PROBLEM TO WORK ON: Gather from the listing below each line that includes the word "Canvas", and copy it.

TASK MATERIAL:
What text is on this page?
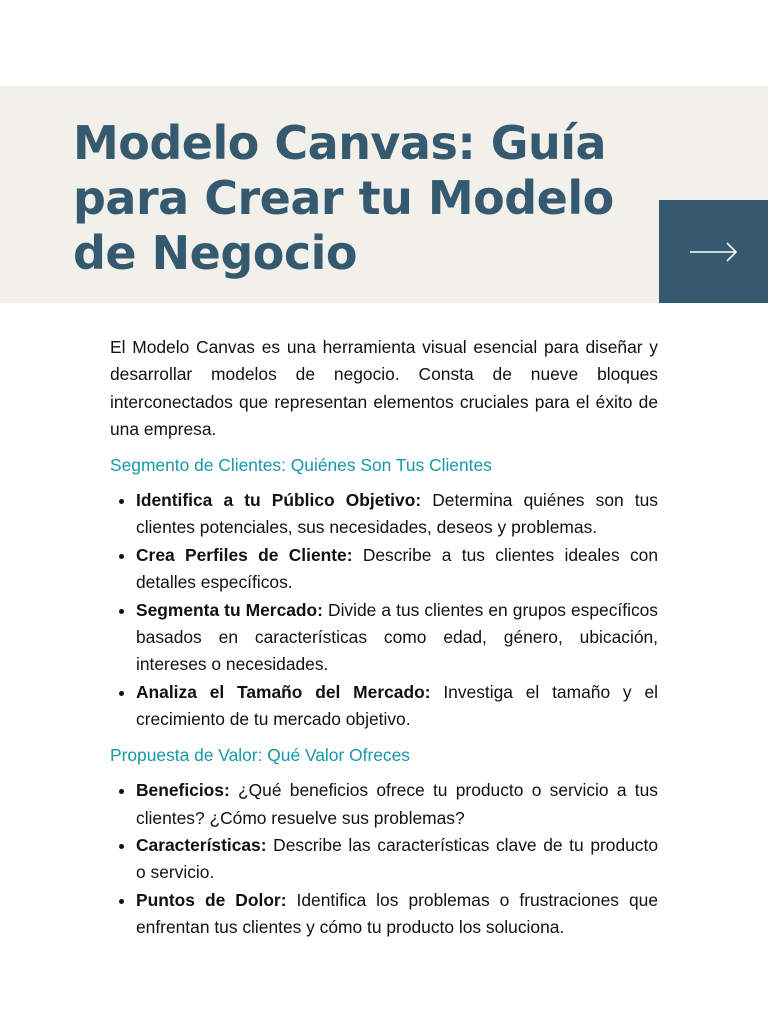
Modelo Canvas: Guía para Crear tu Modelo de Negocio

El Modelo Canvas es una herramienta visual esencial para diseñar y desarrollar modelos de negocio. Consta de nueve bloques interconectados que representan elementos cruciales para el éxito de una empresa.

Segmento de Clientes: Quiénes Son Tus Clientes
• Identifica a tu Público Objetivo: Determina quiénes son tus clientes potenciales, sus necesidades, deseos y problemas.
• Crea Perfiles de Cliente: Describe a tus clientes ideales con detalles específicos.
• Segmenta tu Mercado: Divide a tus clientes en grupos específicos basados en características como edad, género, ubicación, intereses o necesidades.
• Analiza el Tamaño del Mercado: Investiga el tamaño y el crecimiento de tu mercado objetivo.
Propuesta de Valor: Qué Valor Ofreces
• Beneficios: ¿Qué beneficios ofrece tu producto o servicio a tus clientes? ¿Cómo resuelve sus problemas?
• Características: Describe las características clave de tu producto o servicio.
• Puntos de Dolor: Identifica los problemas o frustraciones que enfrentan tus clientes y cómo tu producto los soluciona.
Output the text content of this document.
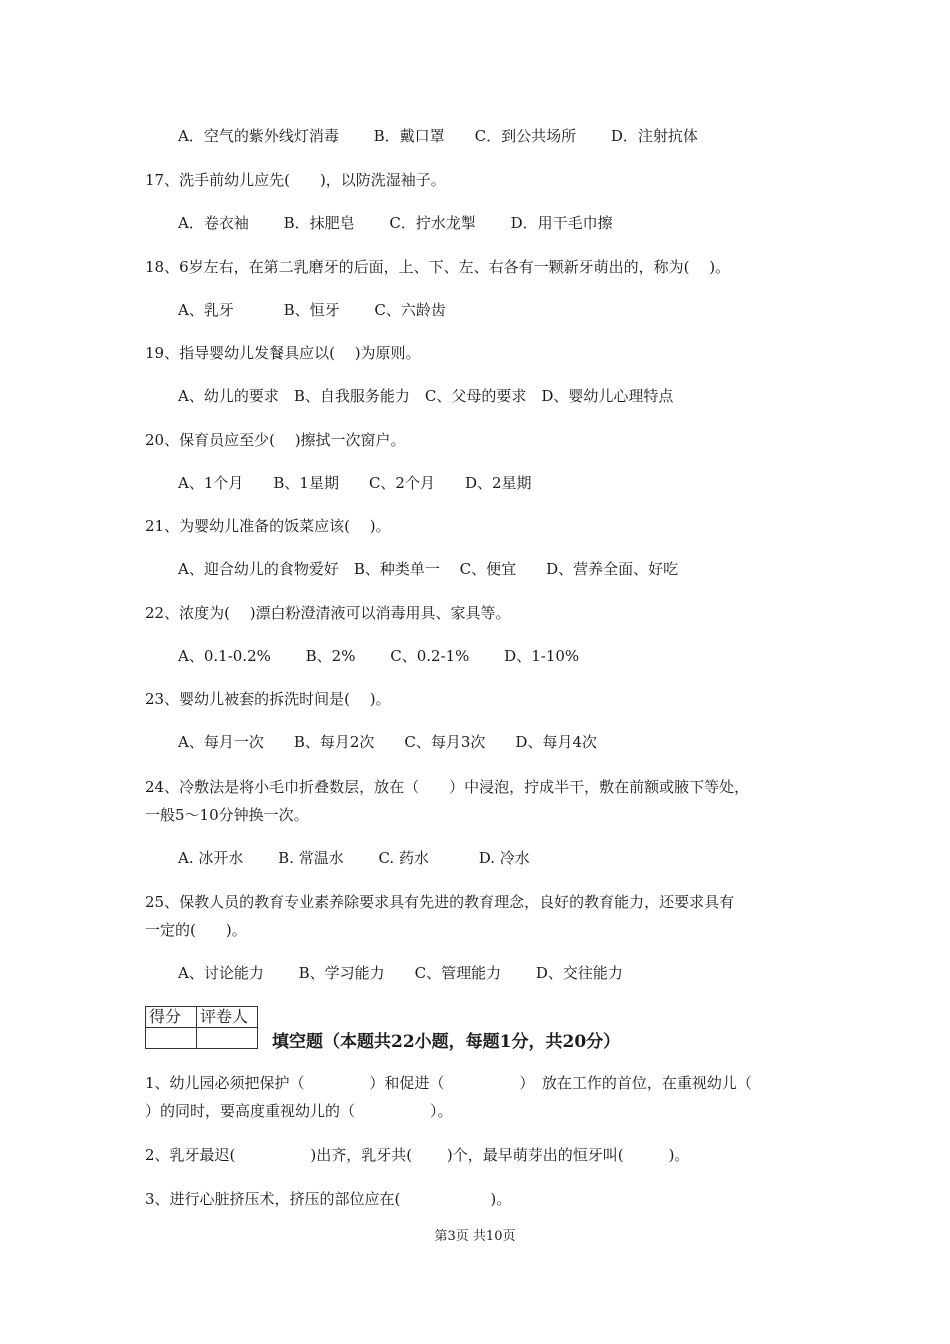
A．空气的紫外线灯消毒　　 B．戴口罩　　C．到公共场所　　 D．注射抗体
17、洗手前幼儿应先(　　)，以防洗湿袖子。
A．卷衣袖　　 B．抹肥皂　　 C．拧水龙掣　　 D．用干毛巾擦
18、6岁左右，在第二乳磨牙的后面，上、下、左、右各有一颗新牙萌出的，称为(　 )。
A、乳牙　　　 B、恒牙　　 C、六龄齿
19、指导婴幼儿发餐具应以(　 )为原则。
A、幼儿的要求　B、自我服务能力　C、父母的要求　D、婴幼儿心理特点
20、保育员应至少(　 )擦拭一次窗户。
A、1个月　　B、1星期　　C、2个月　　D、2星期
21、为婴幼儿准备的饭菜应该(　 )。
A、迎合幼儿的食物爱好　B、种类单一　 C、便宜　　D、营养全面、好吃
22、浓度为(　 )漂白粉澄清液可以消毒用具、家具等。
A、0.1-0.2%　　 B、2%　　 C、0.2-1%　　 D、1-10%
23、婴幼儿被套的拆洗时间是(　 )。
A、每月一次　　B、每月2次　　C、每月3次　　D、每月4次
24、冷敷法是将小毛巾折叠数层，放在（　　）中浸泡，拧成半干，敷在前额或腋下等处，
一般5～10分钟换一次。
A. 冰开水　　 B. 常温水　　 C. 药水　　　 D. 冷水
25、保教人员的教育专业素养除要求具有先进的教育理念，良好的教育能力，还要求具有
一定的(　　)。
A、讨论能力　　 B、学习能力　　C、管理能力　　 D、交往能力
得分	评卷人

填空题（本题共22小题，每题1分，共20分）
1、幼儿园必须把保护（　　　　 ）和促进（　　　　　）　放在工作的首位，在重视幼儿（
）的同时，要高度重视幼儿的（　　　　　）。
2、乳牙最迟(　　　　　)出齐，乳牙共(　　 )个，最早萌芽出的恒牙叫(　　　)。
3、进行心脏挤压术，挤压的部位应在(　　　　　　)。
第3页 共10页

FINISHED EXERCISE:
Modelo Canvas: Guía para Crear tu Modelo de Negocio
El Modelo Canvas es una herramienta visual esencial para diseñar y desarrollar modelos de negocio. Consta de nueve bloques interconectados que representan elementos cruciales para el éxito de una empresa.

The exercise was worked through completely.